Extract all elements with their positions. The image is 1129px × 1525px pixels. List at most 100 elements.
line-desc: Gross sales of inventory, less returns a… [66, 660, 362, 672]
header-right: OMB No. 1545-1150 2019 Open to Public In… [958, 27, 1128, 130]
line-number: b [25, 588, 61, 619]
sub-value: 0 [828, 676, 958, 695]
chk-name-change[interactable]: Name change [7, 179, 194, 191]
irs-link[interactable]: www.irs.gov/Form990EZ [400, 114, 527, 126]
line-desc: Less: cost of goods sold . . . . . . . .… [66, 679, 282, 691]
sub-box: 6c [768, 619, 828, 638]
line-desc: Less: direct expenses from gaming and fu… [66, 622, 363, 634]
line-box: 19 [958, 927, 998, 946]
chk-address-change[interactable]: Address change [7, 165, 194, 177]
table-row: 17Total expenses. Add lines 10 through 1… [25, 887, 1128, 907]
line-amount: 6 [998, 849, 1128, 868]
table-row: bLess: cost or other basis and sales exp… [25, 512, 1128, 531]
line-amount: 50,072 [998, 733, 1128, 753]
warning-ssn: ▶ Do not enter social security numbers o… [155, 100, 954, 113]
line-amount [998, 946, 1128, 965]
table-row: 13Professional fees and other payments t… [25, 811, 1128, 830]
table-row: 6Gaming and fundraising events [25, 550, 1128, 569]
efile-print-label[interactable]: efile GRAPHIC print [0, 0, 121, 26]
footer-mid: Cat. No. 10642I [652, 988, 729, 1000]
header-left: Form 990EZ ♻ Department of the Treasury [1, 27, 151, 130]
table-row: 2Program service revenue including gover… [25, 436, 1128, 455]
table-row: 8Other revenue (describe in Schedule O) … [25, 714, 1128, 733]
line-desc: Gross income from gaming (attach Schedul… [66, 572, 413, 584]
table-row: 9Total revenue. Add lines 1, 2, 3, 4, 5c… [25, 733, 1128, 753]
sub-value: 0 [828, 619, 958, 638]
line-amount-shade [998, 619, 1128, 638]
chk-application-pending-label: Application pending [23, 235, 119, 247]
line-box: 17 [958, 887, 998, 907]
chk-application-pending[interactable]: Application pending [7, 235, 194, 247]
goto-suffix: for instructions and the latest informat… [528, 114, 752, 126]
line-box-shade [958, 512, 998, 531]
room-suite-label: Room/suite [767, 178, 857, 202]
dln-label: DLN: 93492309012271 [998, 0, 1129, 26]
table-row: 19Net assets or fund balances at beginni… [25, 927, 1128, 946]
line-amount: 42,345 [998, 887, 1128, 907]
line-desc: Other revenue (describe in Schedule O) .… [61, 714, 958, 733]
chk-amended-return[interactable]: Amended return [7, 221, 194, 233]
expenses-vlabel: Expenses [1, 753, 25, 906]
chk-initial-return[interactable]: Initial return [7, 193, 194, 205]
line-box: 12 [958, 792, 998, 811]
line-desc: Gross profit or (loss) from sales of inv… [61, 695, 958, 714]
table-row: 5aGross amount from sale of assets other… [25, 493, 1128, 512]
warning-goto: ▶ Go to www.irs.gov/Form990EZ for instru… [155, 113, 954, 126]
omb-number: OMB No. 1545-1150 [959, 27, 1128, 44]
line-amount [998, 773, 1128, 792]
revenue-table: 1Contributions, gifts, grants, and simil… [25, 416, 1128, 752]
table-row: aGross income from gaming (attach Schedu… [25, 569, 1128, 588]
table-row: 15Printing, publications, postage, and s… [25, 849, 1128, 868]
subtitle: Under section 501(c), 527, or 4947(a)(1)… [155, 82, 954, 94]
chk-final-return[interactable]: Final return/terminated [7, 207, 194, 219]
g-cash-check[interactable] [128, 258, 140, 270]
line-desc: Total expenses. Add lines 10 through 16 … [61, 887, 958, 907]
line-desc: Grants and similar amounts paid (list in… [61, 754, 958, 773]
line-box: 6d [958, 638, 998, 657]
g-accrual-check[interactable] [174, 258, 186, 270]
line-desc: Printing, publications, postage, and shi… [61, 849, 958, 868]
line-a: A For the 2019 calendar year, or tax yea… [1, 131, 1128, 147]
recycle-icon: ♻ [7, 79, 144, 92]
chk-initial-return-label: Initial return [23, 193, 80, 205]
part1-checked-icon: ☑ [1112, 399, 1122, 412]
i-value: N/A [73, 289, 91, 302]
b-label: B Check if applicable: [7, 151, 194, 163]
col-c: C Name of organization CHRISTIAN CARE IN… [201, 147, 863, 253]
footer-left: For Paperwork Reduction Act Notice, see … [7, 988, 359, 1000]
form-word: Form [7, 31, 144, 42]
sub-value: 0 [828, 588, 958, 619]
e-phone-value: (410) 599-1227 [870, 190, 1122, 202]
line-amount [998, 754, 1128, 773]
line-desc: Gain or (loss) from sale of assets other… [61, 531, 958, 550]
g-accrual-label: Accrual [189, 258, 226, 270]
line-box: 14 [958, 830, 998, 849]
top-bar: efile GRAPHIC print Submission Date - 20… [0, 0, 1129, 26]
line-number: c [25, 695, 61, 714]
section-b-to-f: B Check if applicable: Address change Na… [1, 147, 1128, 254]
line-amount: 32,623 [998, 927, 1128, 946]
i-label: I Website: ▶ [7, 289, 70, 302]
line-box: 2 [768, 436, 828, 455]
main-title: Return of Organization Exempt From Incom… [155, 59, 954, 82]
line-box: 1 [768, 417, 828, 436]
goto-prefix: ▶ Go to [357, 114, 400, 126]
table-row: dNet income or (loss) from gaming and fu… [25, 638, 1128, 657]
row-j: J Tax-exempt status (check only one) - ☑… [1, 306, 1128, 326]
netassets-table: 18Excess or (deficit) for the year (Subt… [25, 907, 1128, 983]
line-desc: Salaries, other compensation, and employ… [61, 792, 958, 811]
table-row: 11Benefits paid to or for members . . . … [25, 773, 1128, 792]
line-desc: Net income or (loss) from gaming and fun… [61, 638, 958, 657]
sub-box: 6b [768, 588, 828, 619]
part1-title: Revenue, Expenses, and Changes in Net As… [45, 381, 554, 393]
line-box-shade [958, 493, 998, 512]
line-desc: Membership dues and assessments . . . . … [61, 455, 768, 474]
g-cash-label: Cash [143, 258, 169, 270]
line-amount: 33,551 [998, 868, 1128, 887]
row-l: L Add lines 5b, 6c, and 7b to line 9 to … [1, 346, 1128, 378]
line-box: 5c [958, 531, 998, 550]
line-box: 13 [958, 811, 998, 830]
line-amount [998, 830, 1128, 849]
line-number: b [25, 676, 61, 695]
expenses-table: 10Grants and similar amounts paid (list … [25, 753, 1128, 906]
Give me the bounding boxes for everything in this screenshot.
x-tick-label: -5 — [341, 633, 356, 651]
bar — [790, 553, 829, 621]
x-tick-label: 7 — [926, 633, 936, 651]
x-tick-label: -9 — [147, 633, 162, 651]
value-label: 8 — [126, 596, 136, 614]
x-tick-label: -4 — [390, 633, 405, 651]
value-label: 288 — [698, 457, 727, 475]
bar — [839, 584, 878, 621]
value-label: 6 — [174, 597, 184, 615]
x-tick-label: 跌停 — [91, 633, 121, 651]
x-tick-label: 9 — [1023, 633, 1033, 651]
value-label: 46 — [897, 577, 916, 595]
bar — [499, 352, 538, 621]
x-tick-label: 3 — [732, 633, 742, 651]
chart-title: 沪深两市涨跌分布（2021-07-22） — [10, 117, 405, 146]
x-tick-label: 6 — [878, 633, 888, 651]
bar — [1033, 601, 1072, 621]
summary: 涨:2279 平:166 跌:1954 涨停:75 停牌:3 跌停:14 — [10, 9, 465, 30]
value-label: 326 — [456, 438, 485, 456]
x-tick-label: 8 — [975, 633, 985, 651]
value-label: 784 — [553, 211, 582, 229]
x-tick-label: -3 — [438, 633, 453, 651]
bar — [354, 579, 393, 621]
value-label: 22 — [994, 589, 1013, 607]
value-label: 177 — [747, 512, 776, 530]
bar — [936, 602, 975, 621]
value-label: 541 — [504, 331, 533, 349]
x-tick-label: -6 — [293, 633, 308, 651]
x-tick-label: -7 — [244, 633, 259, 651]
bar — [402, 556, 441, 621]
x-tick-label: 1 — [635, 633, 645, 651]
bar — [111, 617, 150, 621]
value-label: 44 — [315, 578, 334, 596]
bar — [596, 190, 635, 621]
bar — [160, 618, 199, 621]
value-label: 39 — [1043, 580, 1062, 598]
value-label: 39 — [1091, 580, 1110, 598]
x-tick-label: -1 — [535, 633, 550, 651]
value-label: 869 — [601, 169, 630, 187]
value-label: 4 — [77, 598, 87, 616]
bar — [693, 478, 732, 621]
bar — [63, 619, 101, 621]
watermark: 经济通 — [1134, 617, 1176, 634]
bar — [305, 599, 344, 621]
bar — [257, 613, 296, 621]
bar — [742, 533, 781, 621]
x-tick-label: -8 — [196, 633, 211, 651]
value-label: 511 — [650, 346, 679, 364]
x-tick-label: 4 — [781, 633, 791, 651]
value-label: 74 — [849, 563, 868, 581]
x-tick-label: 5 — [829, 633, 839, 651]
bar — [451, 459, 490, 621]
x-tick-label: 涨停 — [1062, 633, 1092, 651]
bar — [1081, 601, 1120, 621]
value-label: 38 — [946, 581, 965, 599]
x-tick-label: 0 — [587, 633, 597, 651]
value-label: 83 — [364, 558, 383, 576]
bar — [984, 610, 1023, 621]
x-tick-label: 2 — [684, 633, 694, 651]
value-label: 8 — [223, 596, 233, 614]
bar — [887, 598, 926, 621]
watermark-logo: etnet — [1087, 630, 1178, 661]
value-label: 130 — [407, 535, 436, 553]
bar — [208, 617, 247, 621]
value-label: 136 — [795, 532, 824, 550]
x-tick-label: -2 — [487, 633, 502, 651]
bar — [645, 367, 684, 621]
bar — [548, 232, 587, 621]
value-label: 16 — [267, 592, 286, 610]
───
§ **What the task asks**:
Copy the rows from the first one through the row that contains "chk-name-change[interactable]: Name change", replacing "inventory" with "merchandise" and leaving everything else the same.

§ **Exercise result**:
Extract all elements with their positions. The image is 1129px × 1525px pixels. List at most 100 elements.
line-desc: Gross sales of merchandise, less returns a… [66, 660, 362, 672]
header-right: OMB No. 1545-1150 2019 Open to Public In… [958, 27, 1128, 130]
line-number: b [25, 588, 61, 619]
sub-value: 0 [828, 676, 958, 695]
chk-name-change[interactable]: Name change [7, 179, 194, 191]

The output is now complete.